begin

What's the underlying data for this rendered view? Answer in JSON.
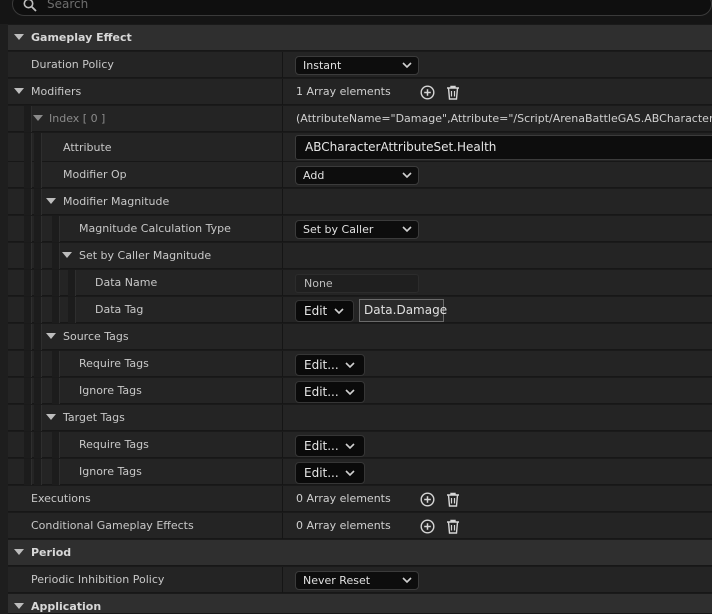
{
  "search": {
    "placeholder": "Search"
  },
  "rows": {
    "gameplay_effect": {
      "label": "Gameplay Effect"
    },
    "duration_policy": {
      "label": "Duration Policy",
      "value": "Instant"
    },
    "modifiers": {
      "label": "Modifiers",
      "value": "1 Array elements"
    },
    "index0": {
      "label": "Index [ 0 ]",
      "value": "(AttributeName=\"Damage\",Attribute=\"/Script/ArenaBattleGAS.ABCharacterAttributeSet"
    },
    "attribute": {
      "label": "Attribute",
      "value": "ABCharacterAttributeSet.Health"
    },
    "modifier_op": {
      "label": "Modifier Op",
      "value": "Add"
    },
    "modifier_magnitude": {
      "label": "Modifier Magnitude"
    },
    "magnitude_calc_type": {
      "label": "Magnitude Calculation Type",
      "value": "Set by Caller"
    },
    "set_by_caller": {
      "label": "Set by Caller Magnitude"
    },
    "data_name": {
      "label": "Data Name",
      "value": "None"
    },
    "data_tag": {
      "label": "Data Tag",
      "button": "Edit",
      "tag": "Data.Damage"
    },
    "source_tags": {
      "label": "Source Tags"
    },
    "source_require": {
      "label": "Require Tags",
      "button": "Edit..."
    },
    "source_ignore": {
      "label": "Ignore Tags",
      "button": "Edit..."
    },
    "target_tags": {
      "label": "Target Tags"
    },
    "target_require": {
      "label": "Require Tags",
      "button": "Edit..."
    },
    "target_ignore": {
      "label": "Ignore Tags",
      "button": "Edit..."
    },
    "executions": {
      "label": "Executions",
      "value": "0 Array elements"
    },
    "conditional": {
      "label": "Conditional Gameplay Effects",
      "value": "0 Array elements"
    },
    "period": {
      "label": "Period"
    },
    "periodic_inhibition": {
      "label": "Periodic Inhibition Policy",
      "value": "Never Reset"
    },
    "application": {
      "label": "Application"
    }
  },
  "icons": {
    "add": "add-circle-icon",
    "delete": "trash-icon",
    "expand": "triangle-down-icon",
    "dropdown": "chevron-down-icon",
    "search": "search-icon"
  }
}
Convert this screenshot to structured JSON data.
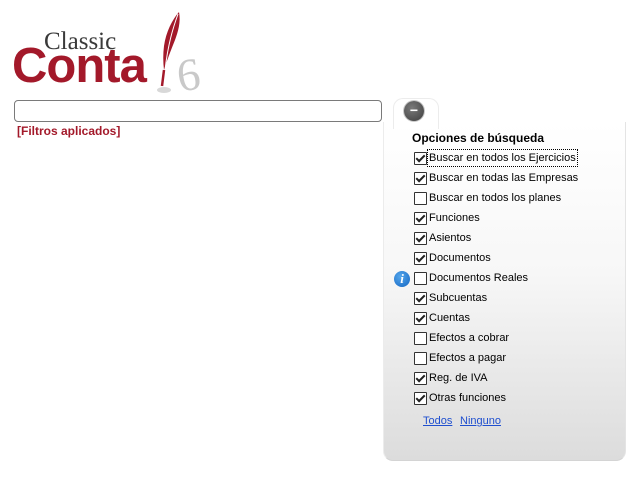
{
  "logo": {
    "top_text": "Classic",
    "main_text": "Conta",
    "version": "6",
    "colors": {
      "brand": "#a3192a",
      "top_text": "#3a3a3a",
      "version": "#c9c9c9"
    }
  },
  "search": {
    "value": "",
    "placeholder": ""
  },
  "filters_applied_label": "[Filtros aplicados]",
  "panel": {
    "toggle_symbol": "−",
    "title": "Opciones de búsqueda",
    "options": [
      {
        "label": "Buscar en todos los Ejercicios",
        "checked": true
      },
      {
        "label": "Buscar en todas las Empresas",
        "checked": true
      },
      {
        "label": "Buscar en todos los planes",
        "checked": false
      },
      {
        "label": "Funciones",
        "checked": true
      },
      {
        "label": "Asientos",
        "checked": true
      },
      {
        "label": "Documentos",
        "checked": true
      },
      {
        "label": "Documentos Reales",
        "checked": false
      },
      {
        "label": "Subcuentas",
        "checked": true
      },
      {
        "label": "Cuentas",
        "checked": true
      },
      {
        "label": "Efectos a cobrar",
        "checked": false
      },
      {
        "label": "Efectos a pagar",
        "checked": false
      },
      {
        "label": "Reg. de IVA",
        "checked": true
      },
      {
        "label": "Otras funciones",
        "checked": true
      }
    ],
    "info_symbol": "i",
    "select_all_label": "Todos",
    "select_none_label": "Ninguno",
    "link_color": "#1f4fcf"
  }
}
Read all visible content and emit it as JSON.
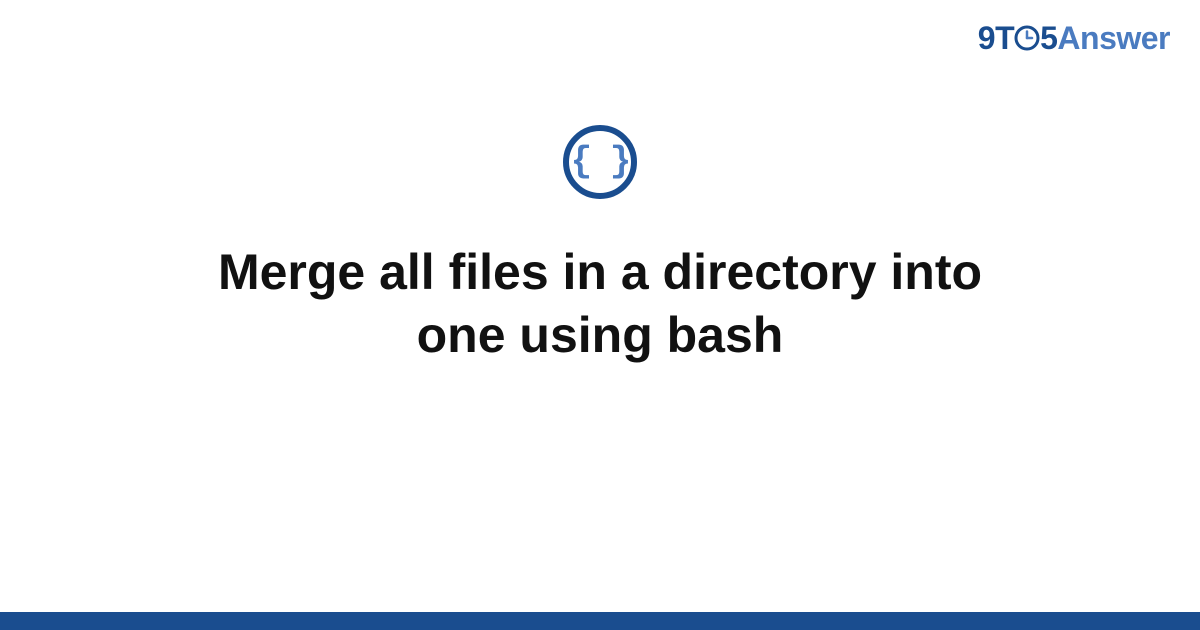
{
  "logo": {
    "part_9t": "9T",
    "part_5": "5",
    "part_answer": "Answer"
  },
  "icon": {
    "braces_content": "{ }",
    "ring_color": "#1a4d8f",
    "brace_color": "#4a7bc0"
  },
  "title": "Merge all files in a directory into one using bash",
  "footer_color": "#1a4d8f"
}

end

### Task statement:
Repeat the records above exactly, omitting every picture.

### Solution for this exercise:
What's the underlying data for this rendered view? Answer in JSON.
{
  "search": {
    "placeholder": "Search"
  },
  "rows": {
    "gameplay_effect": {
      "label": "Gameplay Effect"
    },
    "duration_policy": {
      "label": "Duration Policy",
      "value": "Instant"
    },
    "modifiers": {
      "label": "Modifiers",
      "value": "1 Array elements"
    },
    "index0": {
      "label": "Index [ 0 ]",
      "value": "(AttributeName=\"Damage\",Attribute=\"/Script/ArenaBattleGAS.ABCharacterAttributeSet"
    },
    "attribute": {
      "label": "Attribute",
      "value": "ABCharacterAttributeSet.Health"
    },
    "modifier_op": {
      "label": "Modifier Op",
      "value": "Add"
    },
    "modifier_magnitude": {
      "label": "Modifier Magnitude"
    },
    "magnitude_calc_type": {
      "label": "Magnitude Calculation Type",
      "value": "Set by Caller"
    },
    "set_by_caller": {
      "label": "Set by Caller Magnitude"
    },
    "data_name": {
      "label": "Data Name",
      "value": "None"
    },
    "data_tag": {
      "label": "Data Tag",
      "button": "Edit",
      "tag": "Data.Damage"
    },
    "source_tags": {
      "label": "Source Tags"
    },
    "source_require": {
      "label": "Require Tags",
      "button": "Edit..."
    },
    "source_ignore": {
      "label": "Ignore Tags",
      "button": "Edit..."
    },
    "target_tags": {
      "label": "Target Tags"
    },
    "target_require": {
      "label": "Require Tags",
      "button": "Edit..."
    },
    "target_ignore": {
      "label": "Ignore Tags",
      "button": "Edit..."
    },
    "executions": {
      "label": "Executions",
      "value": "0 Array elements"
    },
    "conditional": {
      "label": "Conditional Gameplay Effects",
      "value": "0 Array elements"
    },
    "period": {
      "label": "Period"
    },
    "periodic_inhibition": {
      "label": "Periodic Inhibition Policy",
      "value": "Never Reset"
    },
    "application": {
      "label": "Application"
    }
  },
  "icons": {
    "add": "add-circle-icon",
    "delete": "trash-icon",
    "expand": "triangle-down-icon",
    "dropdown": "chevron-down-icon",
    "search": "search-icon"
  }
}
Convert this screenshot to structured JSON data.
{
  "logo": {
    "top_text": "Classic",
    "main_text": "Conta",
    "version": "6",
    "colors": {
      "brand": "#a3192a",
      "top_text": "#3a3a3a",
      "version": "#c9c9c9"
    }
  },
  "search": {
    "value": "",
    "placeholder": ""
  },
  "filters_applied_label": "[Filtros aplicados]",
  "panel": {
    "toggle_symbol": "−",
    "title": "Opciones de búsqueda",
    "options": [
      {
        "label": "Buscar en todos los Ejercicios",
        "checked": true
      },
      {
        "label": "Buscar en todas las Empresas",
        "checked": true
      },
      {
        "label": "Buscar en todos los planes",
        "checked": false
      },
      {
        "label": "Funciones",
        "checked": true
      },
      {
        "label": "Asientos",
        "checked": true
      },
      {
        "label": "Documentos",
        "checked": true
      },
      {
        "label": "Documentos Reales",
        "checked": false
      },
      {
        "label": "Subcuentas",
        "checked": true
      },
      {
        "label": "Cuentas",
        "checked": true
      },
      {
        "label": "Efectos a cobrar",
        "checked": false
      },
      {
        "label": "Efectos a pagar",
        "checked": false
      },
      {
        "label": "Reg. de IVA",
        "checked": true
      },
      {
        "label": "Otras funciones",
        "checked": true
      }
    ],
    "info_symbol": "i",
    "select_all_label": "Todos",
    "select_none_label": "Ninguno",
    "link_color": "#1f4fcf"
  }
}
Read all visible content and emit it as JSON.
{
  "logo": {
    "part_9t": "9T",
    "part_5": "5",
    "part_answer": "Answer"
  },
  "icon": {
    "braces_content": "{ }",
    "ring_color": "#1a4d8f",
    "brace_color": "#4a7bc0"
  },
  "title": "Merge all files in a directory into one using bash",
  "footer_color": "#1a4d8f"
}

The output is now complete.